* Exercise task
Return each line of the material below word for word, leaving the pictures out of your answer.

[Data lines]
***

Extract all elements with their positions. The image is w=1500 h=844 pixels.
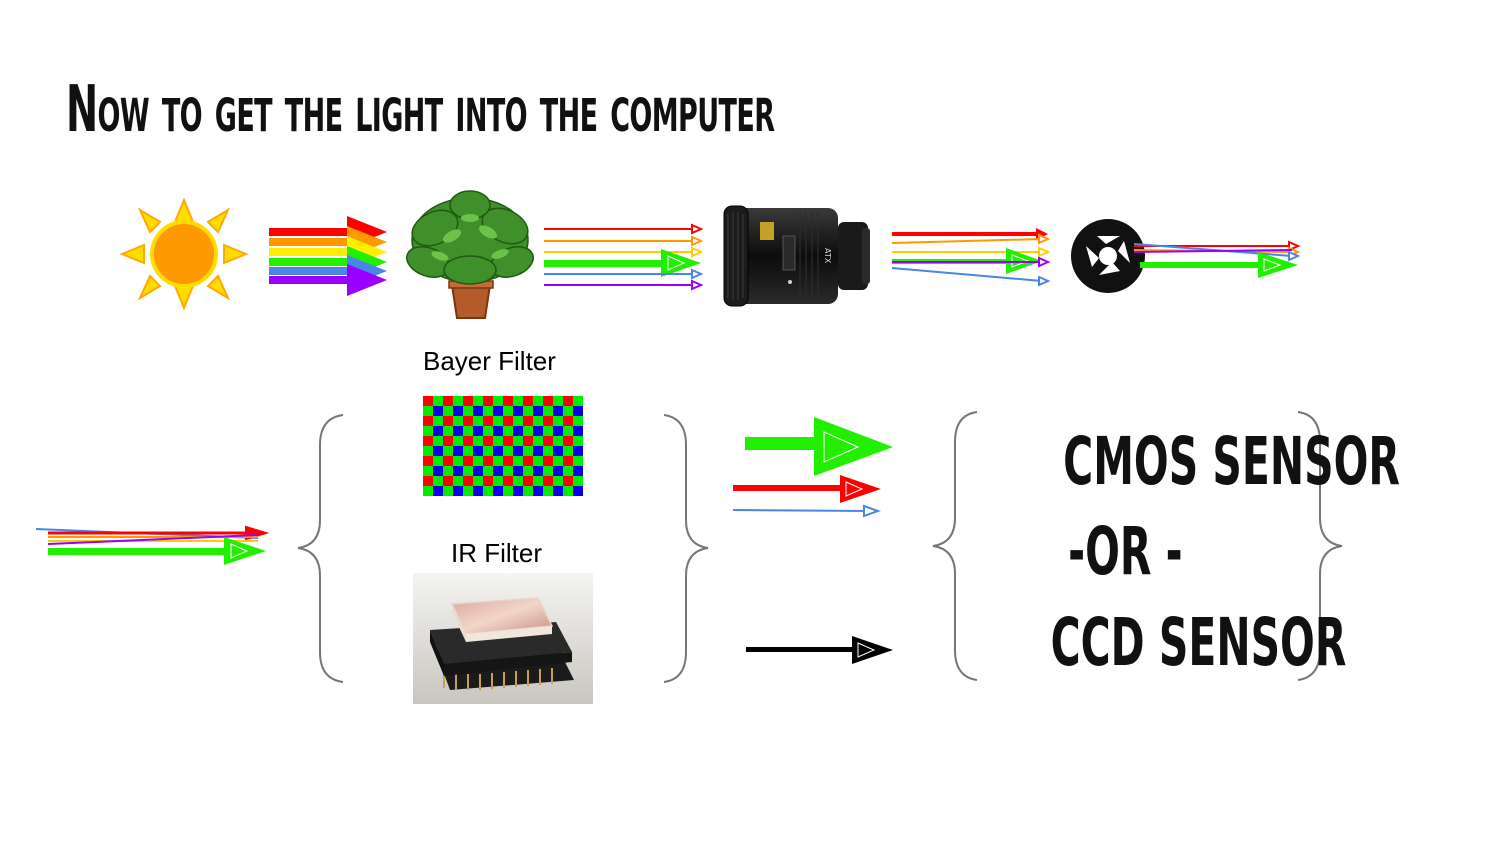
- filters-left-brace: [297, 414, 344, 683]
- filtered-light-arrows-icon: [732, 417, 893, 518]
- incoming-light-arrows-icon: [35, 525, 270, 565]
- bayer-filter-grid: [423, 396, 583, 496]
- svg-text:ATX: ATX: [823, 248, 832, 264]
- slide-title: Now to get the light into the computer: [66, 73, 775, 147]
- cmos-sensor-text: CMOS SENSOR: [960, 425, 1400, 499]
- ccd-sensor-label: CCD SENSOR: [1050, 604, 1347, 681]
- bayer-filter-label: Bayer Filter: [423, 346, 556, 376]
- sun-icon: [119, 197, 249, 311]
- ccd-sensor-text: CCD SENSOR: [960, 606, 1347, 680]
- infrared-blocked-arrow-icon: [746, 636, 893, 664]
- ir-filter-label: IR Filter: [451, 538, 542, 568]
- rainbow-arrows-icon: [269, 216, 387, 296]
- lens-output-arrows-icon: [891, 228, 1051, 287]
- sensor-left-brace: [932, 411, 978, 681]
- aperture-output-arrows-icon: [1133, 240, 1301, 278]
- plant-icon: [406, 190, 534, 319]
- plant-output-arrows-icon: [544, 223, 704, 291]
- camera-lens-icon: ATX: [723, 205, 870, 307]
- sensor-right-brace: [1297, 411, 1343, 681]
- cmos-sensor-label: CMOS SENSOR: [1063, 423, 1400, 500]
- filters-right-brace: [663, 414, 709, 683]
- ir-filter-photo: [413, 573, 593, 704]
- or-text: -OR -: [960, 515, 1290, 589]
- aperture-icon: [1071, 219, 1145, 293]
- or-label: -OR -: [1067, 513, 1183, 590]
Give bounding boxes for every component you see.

***

* Exercise response
Extract all elements with their positions. The image is w=1500 h=844 pixels.
- filters-left-brace: [297, 414, 344, 683]
- filtered-light-arrows-icon: [732, 417, 893, 518]
- incoming-light-arrows-icon: [35, 525, 270, 565]
- bayer-filter-grid: [423, 396, 583, 496]
- svg-text:ATX: ATX: [823, 248, 832, 264]
- slide-title: Now to get the light into the computer: [66, 73, 775, 147]
- cmos-sensor-text: CMOS SENSOR: [960, 425, 1400, 499]
- ccd-sensor-label: CCD SENSOR: [1050, 604, 1347, 681]
- bayer-filter-label: Bayer Filter: [423, 346, 556, 376]
- sun-icon: [119, 197, 249, 311]
- ccd-sensor-text: CCD SENSOR: [960, 606, 1347, 680]
- infrared-blocked-arrow-icon: [746, 636, 893, 664]
- ir-filter-label: IR Filter: [451, 538, 542, 568]
- rainbow-arrows-icon: [269, 216, 387, 296]
- lens-output-arrows-icon: [891, 228, 1051, 287]
- sensor-left-brace: [932, 411, 978, 681]
- aperture-output-arrows-icon: [1133, 240, 1301, 278]
- plant-icon: [406, 190, 534, 319]
- plant-output-arrows-icon: [544, 223, 704, 291]
- camera-lens-icon: ATX: [723, 205, 870, 307]
- sensor-right-brace: [1297, 411, 1343, 681]
- cmos-sensor-label: CMOS SENSOR: [1063, 423, 1400, 500]
- filters-right-brace: [663, 414, 709, 683]
- ir-filter-photo: [413, 573, 593, 704]
- or-text: -OR -: [960, 515, 1290, 589]
- aperture-icon: [1071, 219, 1145, 293]
- or-label: -OR -: [1067, 513, 1183, 590]
Give bounding boxes for every component you see.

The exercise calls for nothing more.